**Your task:** Copy all of the material below exactly.
─── Provided data
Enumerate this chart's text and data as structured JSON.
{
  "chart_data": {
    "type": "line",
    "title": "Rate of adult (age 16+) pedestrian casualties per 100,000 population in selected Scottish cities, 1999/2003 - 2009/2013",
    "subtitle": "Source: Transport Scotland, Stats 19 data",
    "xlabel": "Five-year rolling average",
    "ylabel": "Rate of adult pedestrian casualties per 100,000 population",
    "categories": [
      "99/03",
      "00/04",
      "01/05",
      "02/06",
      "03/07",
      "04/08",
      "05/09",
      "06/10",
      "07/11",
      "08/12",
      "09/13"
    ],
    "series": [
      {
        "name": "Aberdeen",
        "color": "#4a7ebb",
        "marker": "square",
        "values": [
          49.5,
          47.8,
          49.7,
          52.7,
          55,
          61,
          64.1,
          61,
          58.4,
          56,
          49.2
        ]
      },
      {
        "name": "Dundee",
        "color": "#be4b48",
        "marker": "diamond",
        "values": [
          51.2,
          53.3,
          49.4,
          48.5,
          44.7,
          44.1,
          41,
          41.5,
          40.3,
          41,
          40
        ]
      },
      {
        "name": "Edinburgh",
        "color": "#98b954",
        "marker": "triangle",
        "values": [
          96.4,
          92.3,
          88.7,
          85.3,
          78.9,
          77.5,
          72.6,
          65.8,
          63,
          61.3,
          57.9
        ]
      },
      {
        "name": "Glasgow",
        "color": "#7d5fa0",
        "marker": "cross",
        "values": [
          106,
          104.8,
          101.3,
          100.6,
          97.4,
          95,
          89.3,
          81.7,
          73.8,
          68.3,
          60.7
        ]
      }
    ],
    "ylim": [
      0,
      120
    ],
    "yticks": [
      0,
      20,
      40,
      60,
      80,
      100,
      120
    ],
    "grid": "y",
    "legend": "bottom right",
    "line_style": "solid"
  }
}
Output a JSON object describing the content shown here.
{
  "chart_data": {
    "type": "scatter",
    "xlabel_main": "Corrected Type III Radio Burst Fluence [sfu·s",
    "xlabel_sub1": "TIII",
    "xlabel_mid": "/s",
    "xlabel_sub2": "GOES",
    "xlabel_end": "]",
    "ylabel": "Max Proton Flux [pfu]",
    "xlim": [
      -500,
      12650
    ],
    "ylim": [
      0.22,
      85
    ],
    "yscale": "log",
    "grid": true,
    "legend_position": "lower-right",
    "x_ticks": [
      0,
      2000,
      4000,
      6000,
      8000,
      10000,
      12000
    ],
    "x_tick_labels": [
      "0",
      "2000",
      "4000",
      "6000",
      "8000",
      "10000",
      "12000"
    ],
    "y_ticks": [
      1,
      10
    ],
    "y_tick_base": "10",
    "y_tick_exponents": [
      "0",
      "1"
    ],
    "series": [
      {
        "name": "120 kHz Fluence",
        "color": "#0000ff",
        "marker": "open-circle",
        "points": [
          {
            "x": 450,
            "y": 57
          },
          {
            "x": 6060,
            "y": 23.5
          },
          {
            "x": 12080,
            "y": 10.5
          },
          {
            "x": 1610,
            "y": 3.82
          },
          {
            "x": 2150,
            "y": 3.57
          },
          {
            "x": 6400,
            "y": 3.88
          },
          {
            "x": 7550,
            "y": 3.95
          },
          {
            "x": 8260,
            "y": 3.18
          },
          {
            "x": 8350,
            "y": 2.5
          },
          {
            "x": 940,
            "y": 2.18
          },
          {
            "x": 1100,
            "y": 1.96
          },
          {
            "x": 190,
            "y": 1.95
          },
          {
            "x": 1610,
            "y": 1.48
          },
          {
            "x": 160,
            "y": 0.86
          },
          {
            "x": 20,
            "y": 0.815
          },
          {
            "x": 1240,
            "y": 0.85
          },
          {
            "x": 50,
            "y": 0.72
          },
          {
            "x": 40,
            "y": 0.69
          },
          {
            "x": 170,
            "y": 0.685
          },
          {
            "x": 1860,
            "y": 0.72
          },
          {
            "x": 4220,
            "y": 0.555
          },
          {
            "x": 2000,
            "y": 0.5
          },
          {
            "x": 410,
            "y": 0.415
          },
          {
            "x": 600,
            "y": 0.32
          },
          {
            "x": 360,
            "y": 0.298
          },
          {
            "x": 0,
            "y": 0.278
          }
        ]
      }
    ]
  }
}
──────
**Reply to the exercise:**
Enumerate this chart's text and data as structured JSON.
{
  "chart_data": {
    "type": "line",
    "title": "Rate of adult (age 16+) pedestrian casualties per 100,000 population in selected Scottish cities, 1999/2003 - 2009/2013",
    "subtitle": "Source: Transport Scotland, Stats 19 data",
    "xlabel": "Five-year rolling average",
    "ylabel": "Rate of adult pedestrian casualties per 100,000 population",
    "categories": [
      "99/03",
      "00/04",
      "01/05",
      "02/06",
      "03/07",
      "04/08",
      "05/09",
      "06/10",
      "07/11",
      "08/12",
      "09/13"
    ],
    "series": [
      {
        "name": "Aberdeen",
        "color": "#4a7ebb",
        "marker": "square",
        "values": [
          49.5,
          47.8,
          49.7,
          52.7,
          55,
          61,
          64.1,
          61,
          58.4,
          56,
          49.2
        ]
      },
      {
        "name": "Dundee",
        "color": "#be4b48",
        "marker": "diamond",
        "values": [
          51.2,
          53.3,
          49.4,
          48.5,
          44.7,
          44.1,
          41,
          41.5,
          40.3,
          41,
          40
        ]
      },
      {
        "name": "Edinburgh",
        "color": "#98b954",
        "marker": "triangle",
        "values": [
          96.4,
          92.3,
          88.7,
          85.3,
          78.9,
          77.5,
          72.6,
          65.8,
          63,
          61.3,
          57.9
        ]
      },
      {
        "name": "Glasgow",
        "color": "#7d5fa0",
        "marker": "cross",
        "values": [
          106,
          104.8,
          101.3,
          100.6,
          97.4,
          95,
          89.3,
          81.7,
          73.8,
          68.3,
          60.7
        ]
      }
    ],
    "ylim": [
      0,
      120
    ],
    "yticks": [
      0,
      20,
      40,
      60,
      80,
      100,
      120
    ],
    "grid": "y",
    "legend": "bottom right",
    "line_style": "solid"
  }
}
Output a JSON object describing the content shown here.
{
  "chart_data": {
    "type": "scatter",
    "xlabel_main": "Corrected Type III Radio Burst Fluence [sfu·s",
    "xlabel_sub1": "TIII",
    "xlabel_mid": "/s",
    "xlabel_sub2": "GOES",
    "xlabel_end": "]",
    "ylabel": "Max Proton Flux [pfu]",
    "xlim": [
      -500,
      12650
    ],
    "ylim": [
      0.22,
      85
    ],
    "yscale": "log",
    "grid": true,
    "legend_position": "lower-right",
    "x_ticks": [
      0,
      2000,
      4000,
      6000,
      8000,
      10000,
      12000
    ],
    "x_tick_labels": [
      "0",
      "2000",
      "4000",
      "6000",
      "8000",
      "10000",
      "12000"
    ],
    "y_ticks": [
      1,
      10
    ],
    "y_tick_base": "10",
    "y_tick_exponents": [
      "0",
      "1"
    ],
    "series": [
      {
        "name": "120 kHz Fluence",
        "color": "#0000ff",
        "marker": "open-circle",
        "points": [
          {
            "x": 450,
            "y": 57
          },
          {
            "x": 6060,
            "y": 23.5
          },
          {
            "x": 12080,
            "y": 10.5
          },
          {
            "x": 1610,
            "y": 3.82
          },
          {
            "x": 2150,
            "y": 3.57
          },
          {
            "x": 6400,
            "y": 3.88
          },
          {
            "x": 7550,
            "y": 3.95
          },
          {
            "x": 8260,
            "y": 3.18
          },
          {
            "x": 8350,
            "y": 2.5
          },
          {
            "x": 940,
            "y": 2.18
          },
          {
            "x": 1100,
            "y": 1.96
          },
          {
            "x": 190,
            "y": 1.95
          },
          {
            "x": 1610,
            "y": 1.48
          },
          {
            "x": 160,
            "y": 0.86
          },
          {
            "x": 20,
            "y": 0.815
          },
          {
            "x": 1240,
            "y": 0.85
          },
          {
            "x": 50,
            "y": 0.72
          },
          {
            "x": 40,
            "y": 0.69
          },
          {
            "x": 170,
            "y": 0.685
          },
          {
            "x": 1860,
            "y": 0.72
          },
          {
            "x": 4220,
            "y": 0.555
          },
          {
            "x": 2000,
            "y": 0.5
          },
          {
            "x": 410,
            "y": 0.415
          },
          {
            "x": 600,
            "y": 0.32
          },
          {
            "x": 360,
            "y": 0.298
          },
          {
            "x": 0,
            "y": 0.278
          }
        ]
      }
    ]
  }
}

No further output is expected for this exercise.